* STATED EXERCISE *
How many lines in the entries below contain "Thời"? Answer with the number only.
** Start of GIVEN INFORMATION **
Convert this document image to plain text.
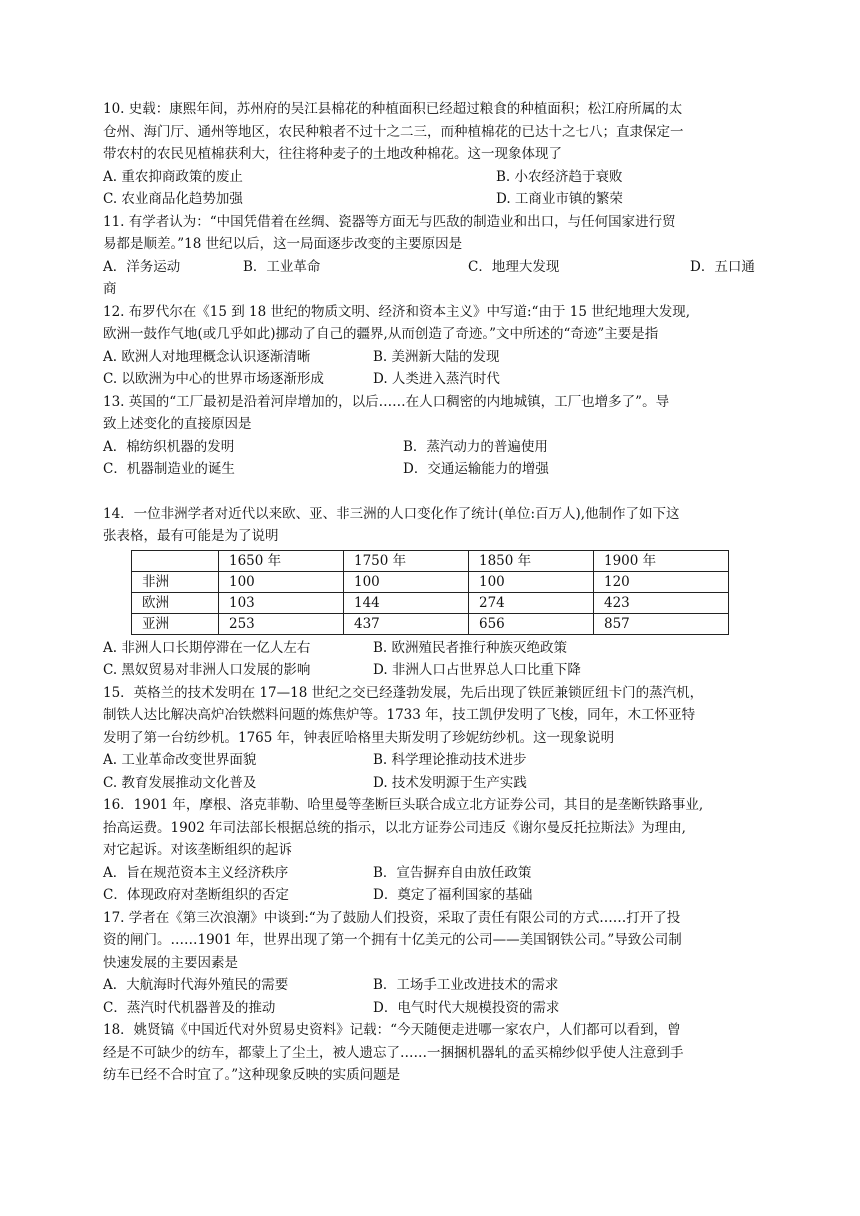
10. 史载：康熙年间，苏州府的吴江县棉花的种植面积已经超过粮食的种植面积；松江府所属的太
仓州、海门厅、通州等地区，农民种粮者不过十之二三，而种植棉花的已达十之七八；直隶保定一
带农村的农民见植棉获利大，往往将种麦子的土地改种棉花。这一现象体现了
A. 重农抑商政策的废止	B. 小农经济趋于衰败
C. 农业商品化趋势加强	D. 工商业市镇的繁荣
11. 有学者认为：“中国凭借着在丝绸、瓷器等方面无与匹敌的制造业和出口，与任何国家进行贸
易都是顺差。”18 世纪以后，这一局面逐步改变的主要原因是
A．洋务运动	B．工业革命	C．地理大发现	D．五口通
商
12. 布罗代尔在《15 到 18 世纪的物质文明、经济和资本主义》中写道:“由于 15 世纪地理大发现,
欧洲一鼓作气地(或几乎如此)挪动了自己的疆界,从而创造了奇迹。”文中所述的“奇迹”主要是指
A. 欧洲人对地理概念认识逐渐清晰	B. 美洲新大陆的发现
C. 以欧洲为中心的世界市场逐渐形成	D. 人类进入蒸汽时代
13. 英国的“工厂最初是沿着河岸增加的，以后……在人口稠密的内地城镇，工厂也增多了”。导
致上述变化的直接原因是
A．棉纺织机器的发明	B．蒸汽动力的普遍使用
C．机器制造业的诞生	D．交通运输能力的增强
14．一位非洲学者对近代以来欧、亚、非三洲的人口变化作了统计(单位:百万人),他制作了如下这
张表格，最有可能是为了说明
	1650 年	1750 年	1850 年	1900 年
非洲	100	100	100	120
欧洲	103	144	274	423
亚洲	253	437	656	857
A. 非洲人口长期停滞在一亿人左右	B. 欧洲殖民者推行种族灭绝政策
C. 黑奴贸易对非洲人口发展的影响	D. 非洲人口占世界总人口比重下降
15．英格兰的技术发明在 17—18 世纪之交已经蓬勃发展，先后出现了铁匠兼锁匠纽卡门的蒸汽机，
制铁人达比解决高炉冶铁燃料问题的炼焦炉等。1733 年，技工凯伊发明了飞梭，同年，木工怀亚特
发明了第一台纺纱机。1765 年，钟表匠哈格里夫斯发明了珍妮纺纱机。这一现象说明
A. 工业革命改变世界面貌	B. 科学理论推动技术进步
C. 教育发展推动文化普及	D. 技术发明源于生产实践
16．1901 年，摩根、洛克菲勒、哈里曼等垄断巨头联合成立北方证券公司，其目的是垄断铁路事业,
抬高运费。1902 年司法部长根据总统的指示，以北方证券公司违反《谢尔曼反托拉斯法》为理由,
对它起诉。对该垄断组织的起诉
A．旨在规范资本主义经济秩序	B．宣告摒弃自由放任政策
C．体现政府对垄断组织的否定	D．奠定了福利国家的基础
17. 学者在《第三次浪潮》中谈到:“为了鼓励人们投资，采取了责任有限公司的方式……打开了投
资的闸门。……1901 年，世界出现了第一个拥有十亿美元的公司——美国钢铁公司。”导致公司制
快速发展的主要因素是
A．大航海时代海外殖民的需要	B．工场手工业改进技术的需求
C．蒸汽时代机器普及的推动	D．电气时代大规模投资的需求
18．姚贤镐《中国近代对外贸易史资料》记载：“今天随便走进哪一家农户，人们都可以看到，曾
经是不可缺少的纺车，都蒙上了尘土，被人遗忘了……一捆捆机器轧的孟买棉纱似乎使人注意到手
纺车已经不合时宜了。”这种现象反映的实质问题是
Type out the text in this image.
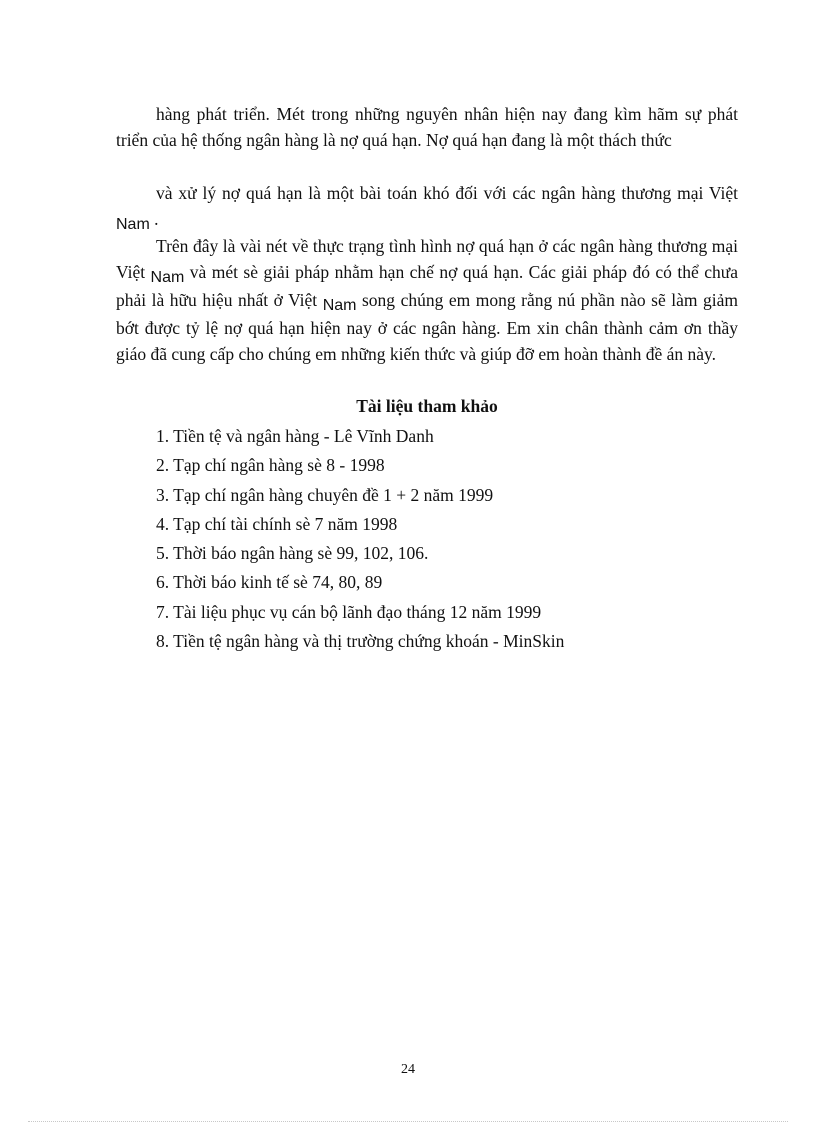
hàng phát triển. Mét trong những nguyên nhân hiện nay đang kìm hãm sự phát triển của hệ thống ngân hàng là nợ quá hạn. Nợ quá hạn đang là một thách thức

và xử lý nợ quá hạn là một bài toán khó đối với các ngân hàng thương mại Việt Nam .

Trên đây là vài nét về thực trạng tình hình nợ quá hạn ở các ngân hàng thương mại Việt Nam và mét sè giải pháp nhằm hạn chế nợ quá hạn. Các giải pháp đó có thể chưa phải là hữu hiệu nhất ở Việt Nam song chúng em mong rằng nú phần nào sẽ làm giảm bớt được tỷ lệ nợ quá hạn hiện nay ở các ngân hàng. Em xin chân thành cảm ơn thầy giáo đã cung cấp cho chúng em những kiến thức và giúp đỡ em hoàn thành đề án này.

Tài liệu tham khảo
1. Tiền tệ và ngân hàng - Lê Vĩnh Danh
2. Tạp chí ngân hàng sè 8 - 1998
3. Tạp chí ngân hàng chuyên đề 1 + 2 năm 1999
4. Tạp chí tài chính sè 7 năm 1998
5. Thời báo ngân hàng sè 99, 102, 106.
6. Thời báo kinh tế sè 74, 80, 89
7. Tài liệu phục vụ cán bộ lãnh đạo tháng 12 năm 1999
8. Tiền tệ ngân hàng và thị trường chứng khoán - MinSkin
24
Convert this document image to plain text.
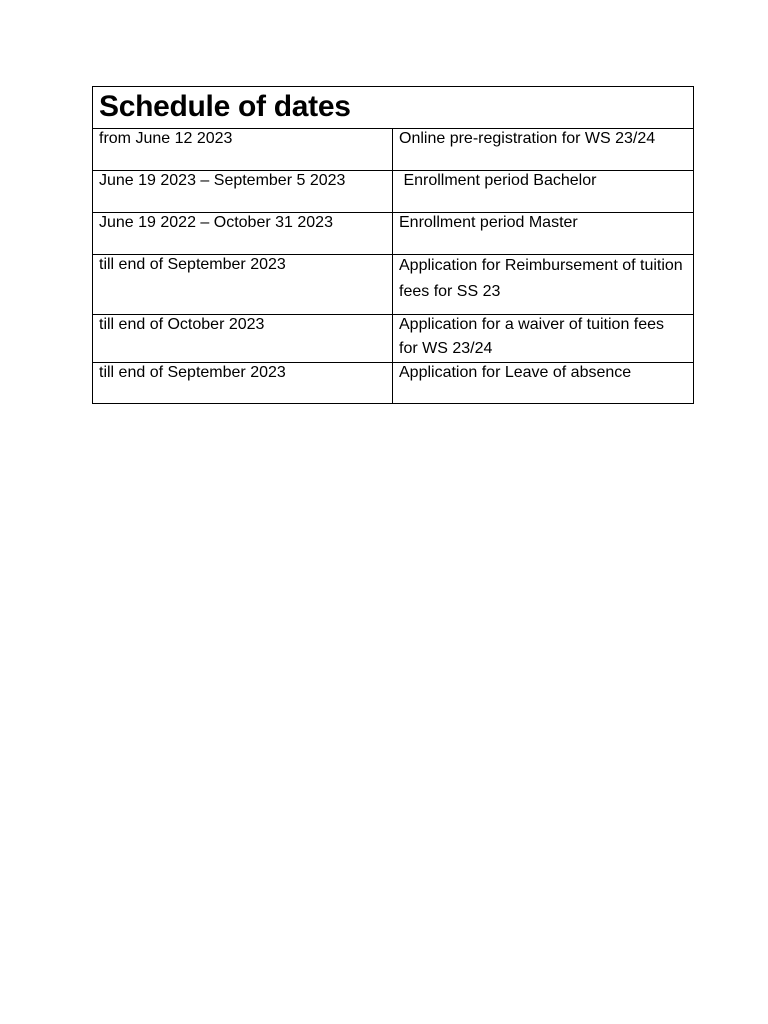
Schedule of dates	

from June 12 2023	Online pre-registration for WS 23/24

June 19 2023 – September 5 2023	Enrollment period Bachelor

June 19 2022 – October 31 2023	Enrollment period Master

till end of September 2023	Application for Reimbursement of tuition fees for SS 23

till end of October 2023	Application for a waiver of tuition fees for WS 23/24

till end of September 2023	Application for Leave of absence
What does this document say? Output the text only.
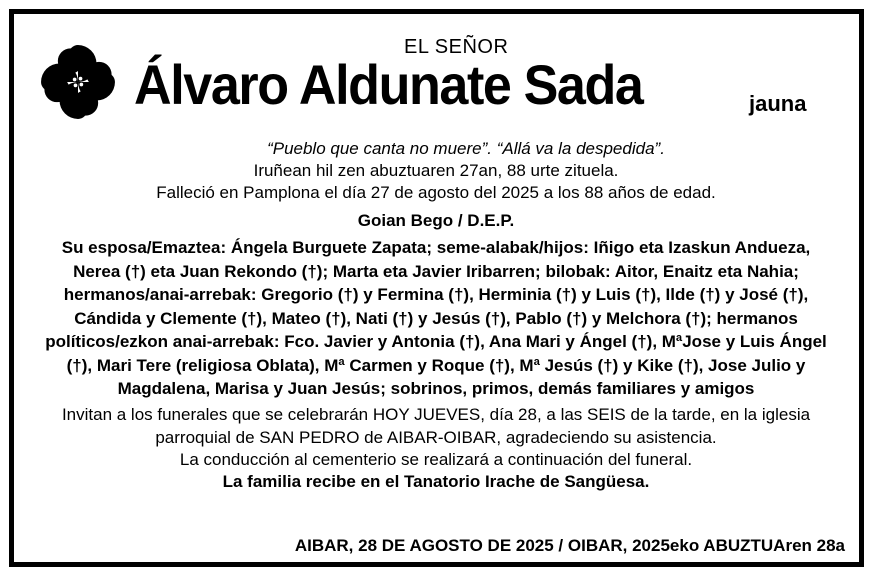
EL SEÑOR
Álvaro Aldunate Sada	jauna

“Pueblo que canta no muere”. “Allá va la despedida”.

Iruñean hil zen abuztuaren 27an, 88 urte zituela.

Falleció en Pamplona el día 27 de agosto del 2025 a los 88 años de edad.

Goian Bego / D.E.P.

Su esposa/Emaztea: Ángela Burguete Zapata; seme-alabak/hijos: Iñigo eta Izaskun Andueza, Nerea (†) eta Juan Rekondo (†); Marta eta Javier Iribarren; bilobak: Aitor, Enaitz eta Nahia; hermanos/anai-arrebak: Gregorio (†) y Fermina (†), Herminia (†) y Luis (†), Ilde (†) y José (†), Cándida y Clemente (†), Mateo (†), Nati (†) y Jesús (†), Pablo (†) y Melchora (†); hermanos políticos/ezkon anai-arrebak: Fco. Javier y Antonia (†), Ana Mari y Ángel (†), MªJose y Luis Ángel (†), Mari Tere (religiosa Oblata), Mª Carmen y Roque (†), Mª Jesús (†) y Kike (†), Jose Julio y Magdalena, Marisa y Juan Jesús; sobrinos, primos, demás familiares y amigos

Invitan a los funerales que se celebrarán HOY JUEVES, día 28, a las SEIS de la tarde, en la iglesia parroquial de SAN PEDRO de AIBAR-OIBAR, agradeciendo su asistencia.

La conducción al cementerio se realizará a continuación del funeral.

La familia recibe en el Tanatorio Irache de Sangüesa.

AIBAR, 28 DE AGOSTO DE 2025 / OIBAR, 2025eko ABUZTUAren 28a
** End of GIVEN INFORMATION **
* SOLUTION TO THE PROBLEM *
2